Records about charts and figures
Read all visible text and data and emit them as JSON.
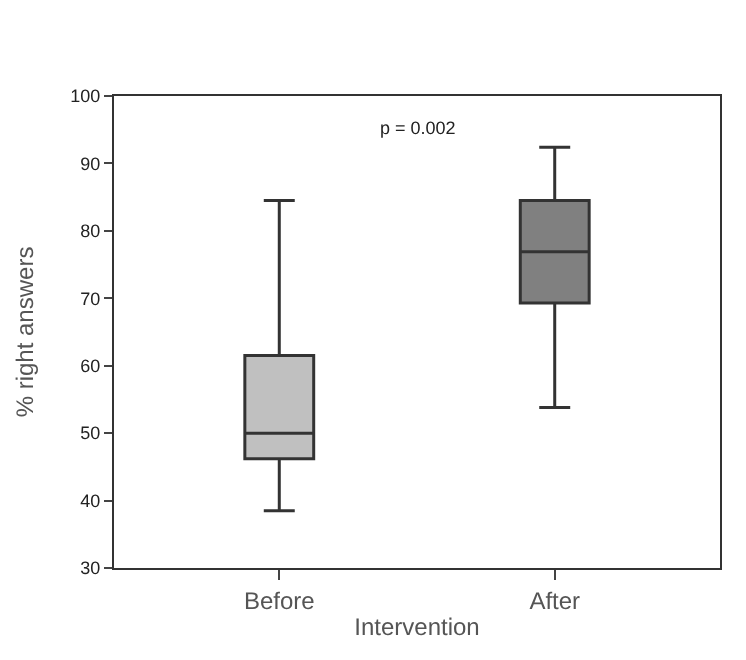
{
  "chart_data": {
    "type": "box",
    "categories": [
      "Before",
      "After"
    ],
    "boxes": [
      {
        "low": 38.5,
        "q1": 46.2,
        "median": 50,
        "q3": 61.5,
        "high": 84.5
      },
      {
        "low": 53.8,
        "q1": 69.3,
        "median": 76.9,
        "q3": 84.5,
        "high": 92.4
      }
    ],
    "colors": [
      "#c0c0c0",
      "#808080"
    ],
    "xlabel": "Intervention",
    "ylabel": "% right answers",
    "ylim": [
      30,
      100
    ],
    "yticks": [
      30,
      40,
      50,
      60,
      70,
      80,
      90,
      100
    ],
    "annotations": [
      "p = 0.002"
    ],
    "legend": false
  }
}
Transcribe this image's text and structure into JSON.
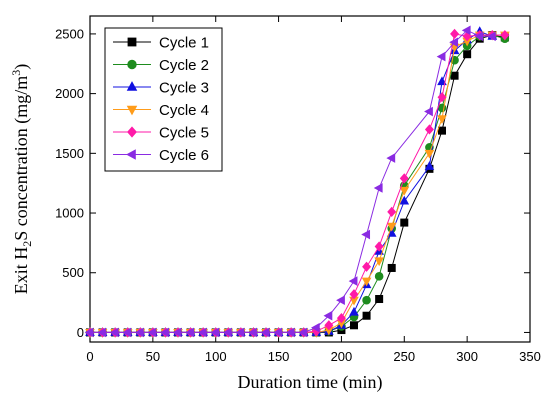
{
  "chart_data": {
    "type": "line",
    "title": "",
    "xlabel": "Duration time (min)",
    "ylabel": {
      "prefix": "Exit H",
      "sub": "2",
      "middle": "S concentration (mg/m",
      "sup": "3",
      "suffix": ")"
    },
    "xlim": [
      0,
      350
    ],
    "ylim": [
      -80,
      2650
    ],
    "xticks": [
      0,
      50,
      100,
      150,
      200,
      250,
      300,
      350
    ],
    "yticks": [
      0,
      500,
      1000,
      1500,
      2000,
      2500
    ],
    "grid": false,
    "legend_position": "top-left",
    "x": [
      0,
      10,
      20,
      30,
      40,
      50,
      60,
      70,
      80,
      90,
      100,
      110,
      120,
      130,
      140,
      150,
      160,
      170,
      180,
      190,
      200,
      210,
      220,
      230,
      240,
      250,
      260,
      270,
      280,
      290,
      300,
      310,
      320,
      330
    ],
    "series": [
      {
        "name": "Cycle 1",
        "marker": "square",
        "color": "#000000",
        "values": [
          0,
          0,
          0,
          0,
          0,
          0,
          0,
          0,
          0,
          0,
          0,
          0,
          0,
          0,
          0,
          0,
          0,
          0,
          0,
          0,
          20,
          60,
          140,
          280,
          540,
          920,
          null,
          1370,
          1690,
          2150,
          2330,
          2460,
          2490,
          2470
        ]
      },
      {
        "name": "Cycle 2",
        "marker": "circle",
        "color": "#1e8c1e",
        "values": [
          0,
          0,
          0,
          0,
          0,
          0,
          0,
          0,
          0,
          0,
          0,
          0,
          0,
          0,
          0,
          0,
          0,
          0,
          0,
          10,
          50,
          130,
          270,
          470,
          870,
          1230,
          null,
          1550,
          1880,
          2280,
          2400,
          2480,
          2490,
          2460
        ]
      },
      {
        "name": "Cycle 3",
        "marker": "triangle-up",
        "color": "#1010e0",
        "values": [
          0,
          0,
          0,
          0,
          0,
          0,
          0,
          0,
          0,
          0,
          0,
          0,
          0,
          0,
          0,
          0,
          0,
          0,
          0,
          10,
          60,
          170,
          400,
          680,
          830,
          1100,
          null,
          1390,
          2100,
          2360,
          2450,
          2520,
          2480,
          null
        ]
      },
      {
        "name": "Cycle 4",
        "marker": "triangle-down",
        "color": "#ff9c1a",
        "values": [
          0,
          0,
          0,
          0,
          0,
          0,
          0,
          0,
          0,
          0,
          0,
          0,
          0,
          0,
          0,
          0,
          0,
          0,
          0,
          20,
          80,
          270,
          430,
          600,
          890,
          1190,
          null,
          1500,
          1790,
          2390,
          2440,
          2490,
          2490,
          2490
        ]
      },
      {
        "name": "Cycle 5",
        "marker": "diamond",
        "color": "#ff1aa8",
        "values": [
          0,
          0,
          0,
          0,
          0,
          0,
          0,
          0,
          0,
          0,
          0,
          0,
          0,
          0,
          0,
          0,
          0,
          0,
          10,
          60,
          120,
          320,
          550,
          720,
          1010,
          1290,
          null,
          1700,
          1970,
          2500,
          2480,
          2490,
          2490,
          2490
        ]
      },
      {
        "name": "Cycle 6",
        "marker": "triangle-left",
        "color": "#8a2be2",
        "values": [
          0,
          0,
          0,
          0,
          0,
          0,
          0,
          0,
          0,
          0,
          0,
          0,
          0,
          0,
          0,
          0,
          0,
          0,
          40,
          140,
          270,
          430,
          820,
          1210,
          1460,
          null,
          null,
          1850,
          2310,
          2430,
          2530,
          2480,
          2480,
          null
        ]
      }
    ]
  }
}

## [Exercise aim]
From the data above, pick out each line containing "triangle" and copy it.

## [Correct response]
        "marker": "triangle-up",
        "marker": "triangle-down",
        "marker": "triangle-left",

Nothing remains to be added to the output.